%%

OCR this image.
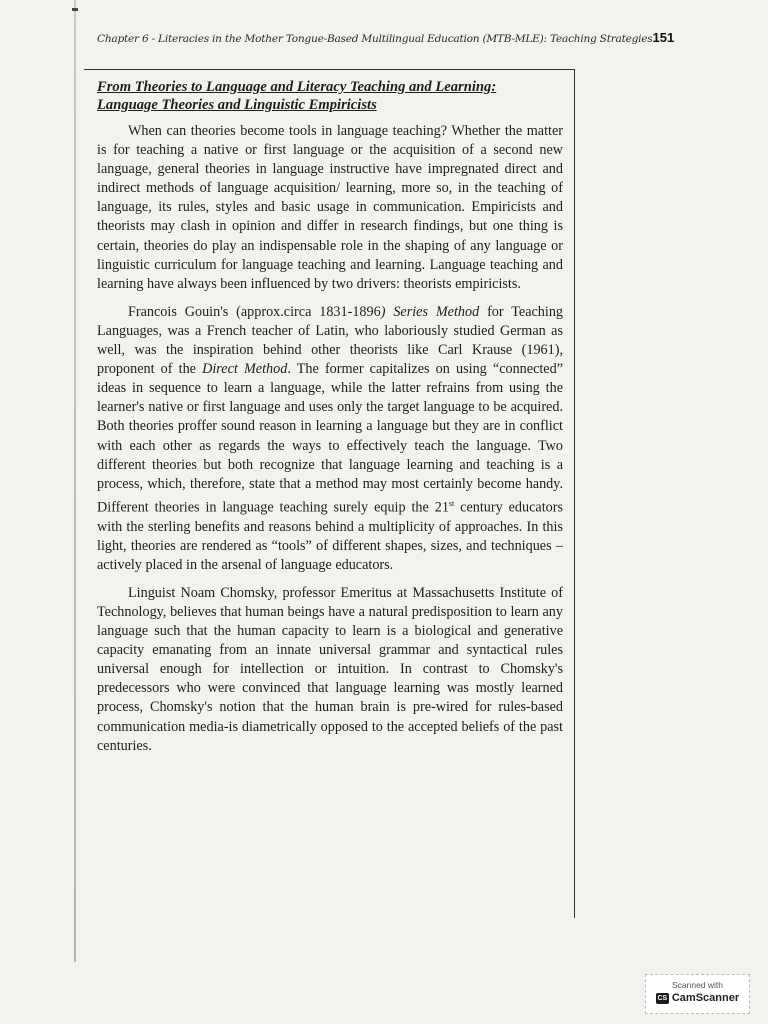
Chapter 6 - Literacies in the Mother Tongue-Based Multilingual Education (MTB-MLE): Teaching Strategies 151
From Theories to Language and Literacy Teaching and Learning:
Language Theories and Linguistic Empiricists

When can theories become tools in language teaching? Whether the matter is for teaching a native or first language or the acquisition of a second new language, general theories in language instructive have impregnated direct and indirect methods of language acquisition/ learning, more so, in the teaching of language, its rules, styles and basic usage in communication. Empiricists and theorists may clash in opinion and differ in research findings, but one thing is certain, theories do play an indispensable role in the shaping of any language or linguistic curriculum for language teaching and learning. Language teaching and learning have always been influenced by two drivers: theorists empiricists.

Francois Gouin's (approx.circa 1831-1896) Series Method for Teaching Languages, was a French teacher of Latin, who laboriously studied German as well, was the inspiration behind other theorists like Carl Krause (1961), proponent of the Direct Method. The former capitalizes on using “connected” ideas in sequence to learn a language, while the latter refrains from using the learner's native or first language and uses only the target language to be acquired. Both theories proffer sound reason in learning a language but they are in conflict with each other as regards the ways to effectively teach the language. Two different theories but both recognize that language learning and teaching is a process, which, therefore, state that a method may most certainly become handy. Different theories in language teaching surely equip the 21st century educators with the sterling benefits and reasons behind a multiplicity of approaches. In this light, theories are rendered as “tools” of different shapes, sizes, and techniques – actively placed in the arsenal of language educators.

Linguist Noam Chomsky, professor Emeritus at Massachusetts Institute of Technology, believes that human beings have a natural predisposition to learn any language such that the human capacity to learn is a biological and generative capacity emanating from an innate universal grammar and syntactical rules universal enough for intellection or intuition. In contrast to Chomsky's predecessors who were convinced that language learning was mostly learned process, Chomsky's notion that the human brain is pre-wired for rules-based communication media-is diametrically opposed to the accepted beliefs of the past centuries.

Scanned with
CS CamScanner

%%

YOUR GOAL: Write out the material above once more, exactly as it reads, with no pictures.

RESULT FOR THIS TASK:
OCR this image.
Chapter 6 - Literacies in the Mother Tongue-Based Multilingual Education (MTB-MLE): Teaching Strategies 151
From Theories to Language and Literacy Teaching and Learning:
Language Theories and Linguistic Empiricists

When can theories become tools in language teaching? Whether the matter is for teaching a native or first language or the acquisition of a second new language, general theories in language instructive have impregnated direct and indirect methods of language acquisition/ learning, more so, in the teaching of language, its rules, styles and basic usage in communication. Empiricists and theorists may clash in opinion and differ in research findings, but one thing is certain, theories do play an indispensable role in the shaping of any language or linguistic curriculum for language teaching and learning. Language teaching and learning have always been influenced by two drivers: theorists empiricists.

Francois Gouin's (approx.circa 1831-1896) Series Method for Teaching Languages, was a French teacher of Latin, who laboriously studied German as well, was the inspiration behind other theorists like Carl Krause (1961), proponent of the Direct Method. The former capitalizes on using “connected” ideas in sequence to learn a language, while the latter refrains from using the learner's native or first language and uses only the target language to be acquired. Both theories proffer sound reason in learning a language but they are in conflict with each other as regards the ways to effectively teach the language. Two different theories but both recognize that language learning and teaching is a process, which, therefore, state that a method may most certainly become handy. Different theories in language teaching surely equip the 21st century educators with the sterling benefits and reasons behind a multiplicity of approaches. In this light, theories are rendered as “tools” of different shapes, sizes, and techniques – actively placed in the arsenal of language educators.

Linguist Noam Chomsky, professor Emeritus at Massachusetts Institute of Technology, believes that human beings have a natural predisposition to learn any language such that the human capacity to learn is a biological and generative capacity emanating from an innate universal grammar and syntactical rules universal enough for intellection or intuition. In contrast to Chomsky's predecessors who were convinced that language learning was mostly learned process, Chomsky's notion that the human brain is pre-wired for rules-based communication media-is diametrically opposed to the accepted beliefs of the past centuries.

Scanned with
CS CamScanner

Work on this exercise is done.